**MATERIAL SUPPLIED**.
■ ■ ■ ■ ■ ■ ■
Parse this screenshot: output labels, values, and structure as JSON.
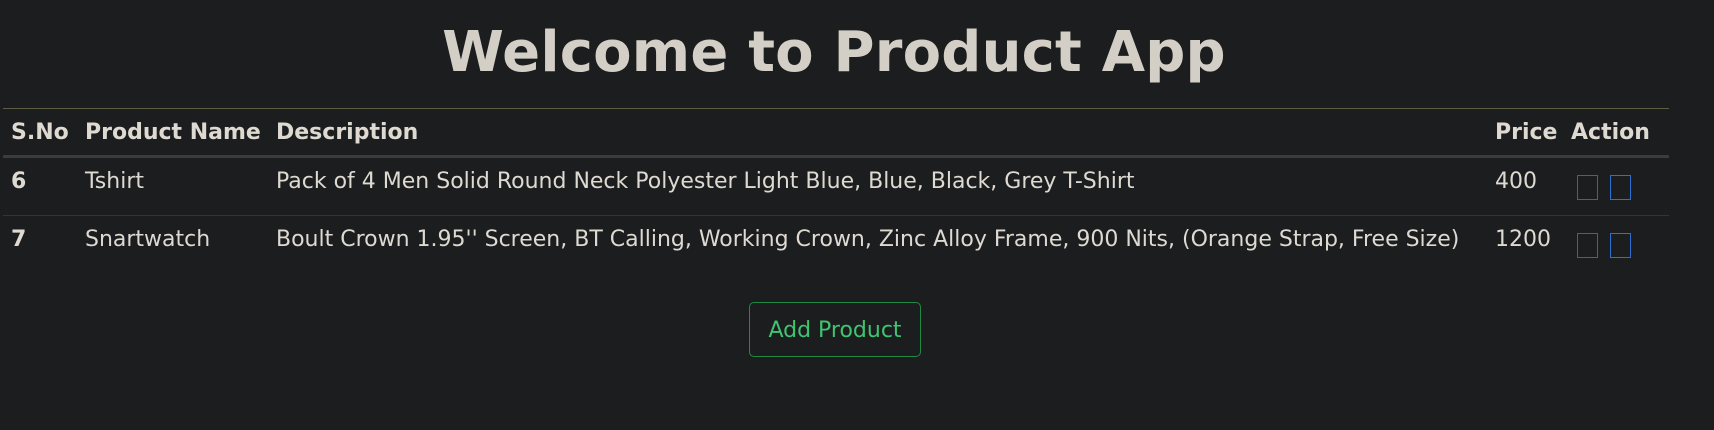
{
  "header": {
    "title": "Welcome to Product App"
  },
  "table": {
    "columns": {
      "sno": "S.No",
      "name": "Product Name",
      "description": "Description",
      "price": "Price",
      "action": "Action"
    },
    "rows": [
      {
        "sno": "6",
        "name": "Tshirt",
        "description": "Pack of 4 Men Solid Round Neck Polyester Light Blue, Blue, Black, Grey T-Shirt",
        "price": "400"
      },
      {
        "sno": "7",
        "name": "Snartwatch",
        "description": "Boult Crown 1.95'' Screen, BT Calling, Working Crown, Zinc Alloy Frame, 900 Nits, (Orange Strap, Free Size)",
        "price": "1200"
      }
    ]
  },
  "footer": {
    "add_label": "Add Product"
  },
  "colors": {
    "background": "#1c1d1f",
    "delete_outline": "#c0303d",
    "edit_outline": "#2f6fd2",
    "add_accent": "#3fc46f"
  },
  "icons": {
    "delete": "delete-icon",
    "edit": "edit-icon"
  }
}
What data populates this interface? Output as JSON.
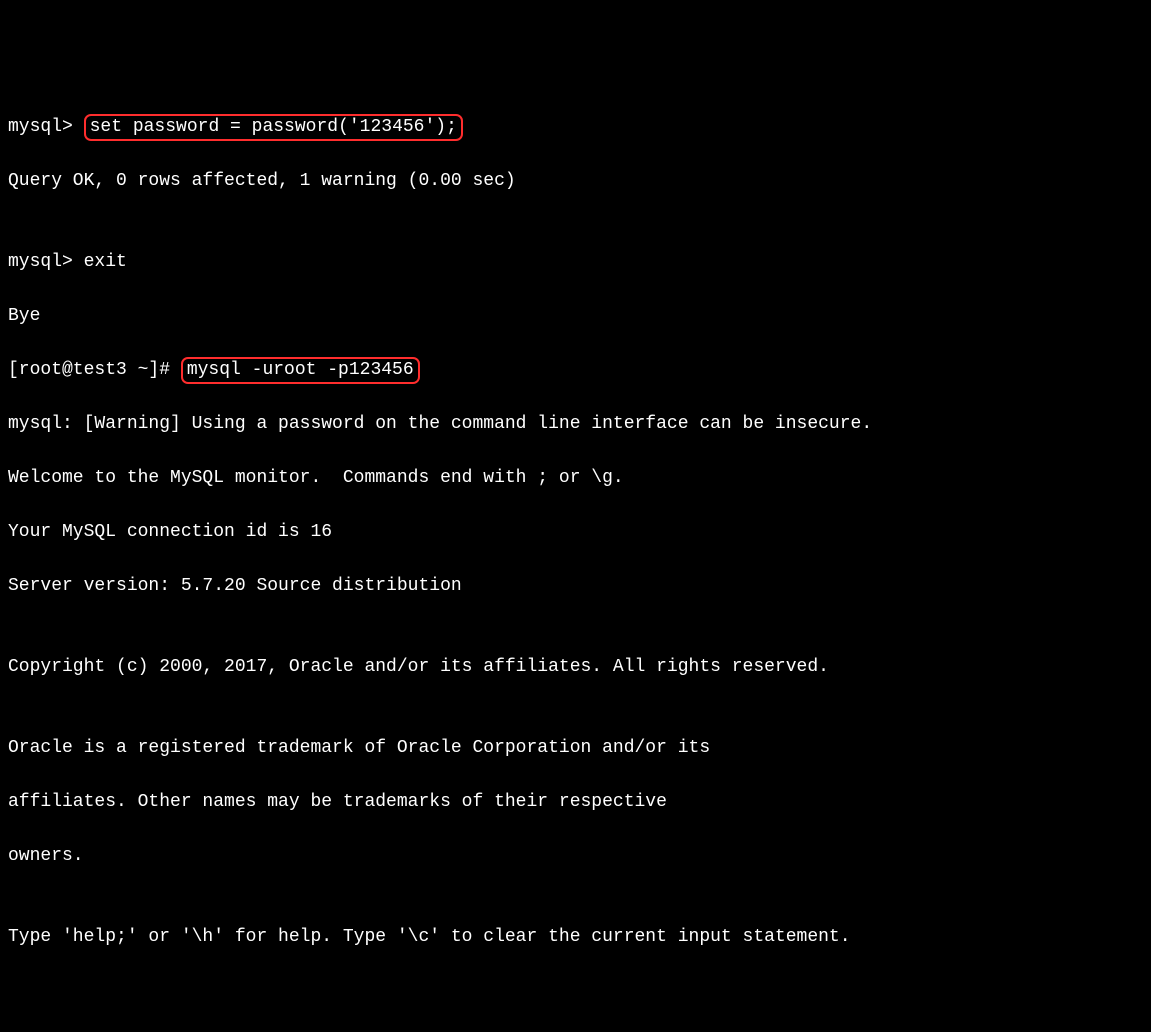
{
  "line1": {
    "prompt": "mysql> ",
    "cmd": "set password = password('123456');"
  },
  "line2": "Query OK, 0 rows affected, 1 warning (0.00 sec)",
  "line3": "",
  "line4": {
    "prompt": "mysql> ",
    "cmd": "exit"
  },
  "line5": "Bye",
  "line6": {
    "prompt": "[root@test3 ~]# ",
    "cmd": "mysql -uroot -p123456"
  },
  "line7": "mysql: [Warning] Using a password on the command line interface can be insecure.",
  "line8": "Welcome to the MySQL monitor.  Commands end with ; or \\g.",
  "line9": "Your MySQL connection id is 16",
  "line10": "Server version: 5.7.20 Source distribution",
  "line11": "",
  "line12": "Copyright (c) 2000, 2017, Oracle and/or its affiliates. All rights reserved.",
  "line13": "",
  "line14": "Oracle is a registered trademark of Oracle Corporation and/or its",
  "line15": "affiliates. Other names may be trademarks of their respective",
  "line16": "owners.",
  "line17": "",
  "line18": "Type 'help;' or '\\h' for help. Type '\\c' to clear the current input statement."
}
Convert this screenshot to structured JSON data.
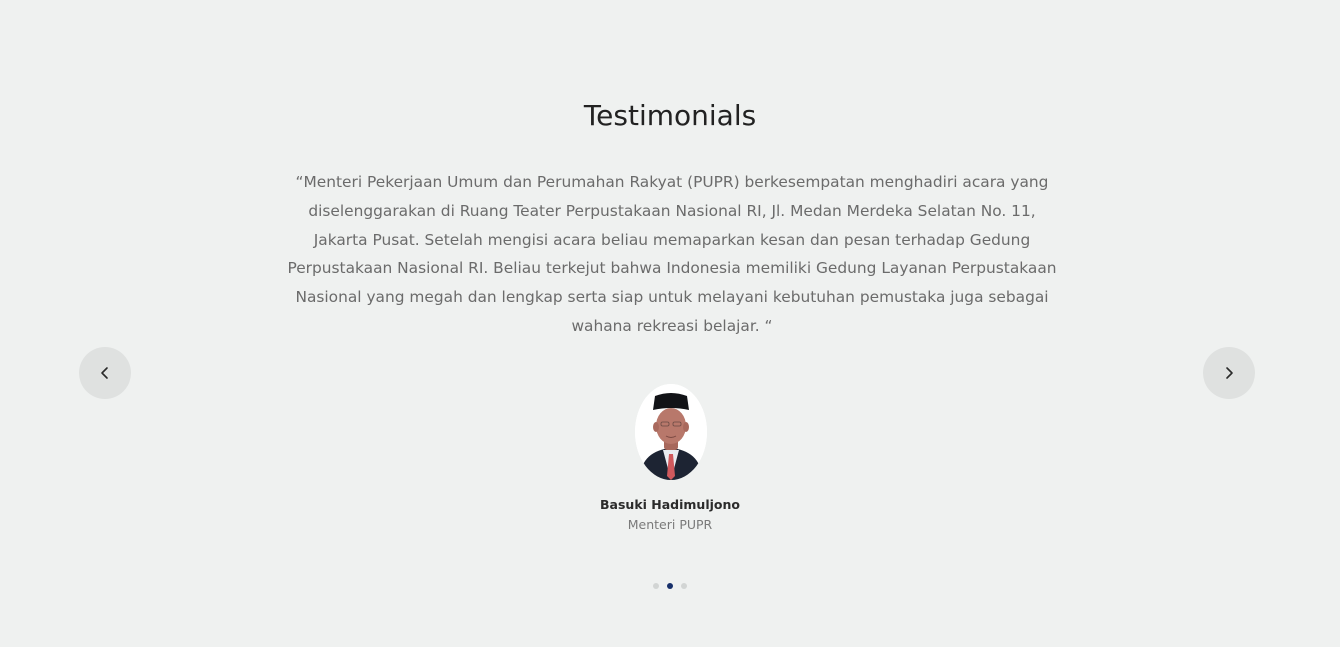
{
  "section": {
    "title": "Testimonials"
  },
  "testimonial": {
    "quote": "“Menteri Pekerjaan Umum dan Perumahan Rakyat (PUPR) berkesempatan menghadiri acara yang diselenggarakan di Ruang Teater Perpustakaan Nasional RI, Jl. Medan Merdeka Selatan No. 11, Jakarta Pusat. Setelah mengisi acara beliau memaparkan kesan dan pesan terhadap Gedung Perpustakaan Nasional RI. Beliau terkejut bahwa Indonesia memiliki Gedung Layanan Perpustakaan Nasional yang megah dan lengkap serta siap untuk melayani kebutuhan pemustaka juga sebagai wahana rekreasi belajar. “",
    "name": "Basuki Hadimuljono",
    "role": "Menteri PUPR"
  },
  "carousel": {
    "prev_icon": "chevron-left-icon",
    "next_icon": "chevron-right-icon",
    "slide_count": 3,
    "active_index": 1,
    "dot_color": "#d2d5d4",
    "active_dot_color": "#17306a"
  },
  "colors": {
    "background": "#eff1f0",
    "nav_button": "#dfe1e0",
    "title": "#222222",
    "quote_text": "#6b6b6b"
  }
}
■ ■ ■ ■ ■ ■ ■
**SHORT EXERCISE**. Copy out all lines from the material above that contain the string "this".

**RESULT OF THE TASK**.
Parse this screenshot: output labels, values, and structure as JSON.
What data populates this interface? Output as JSON.
Convert this screenshot to structured JSON data.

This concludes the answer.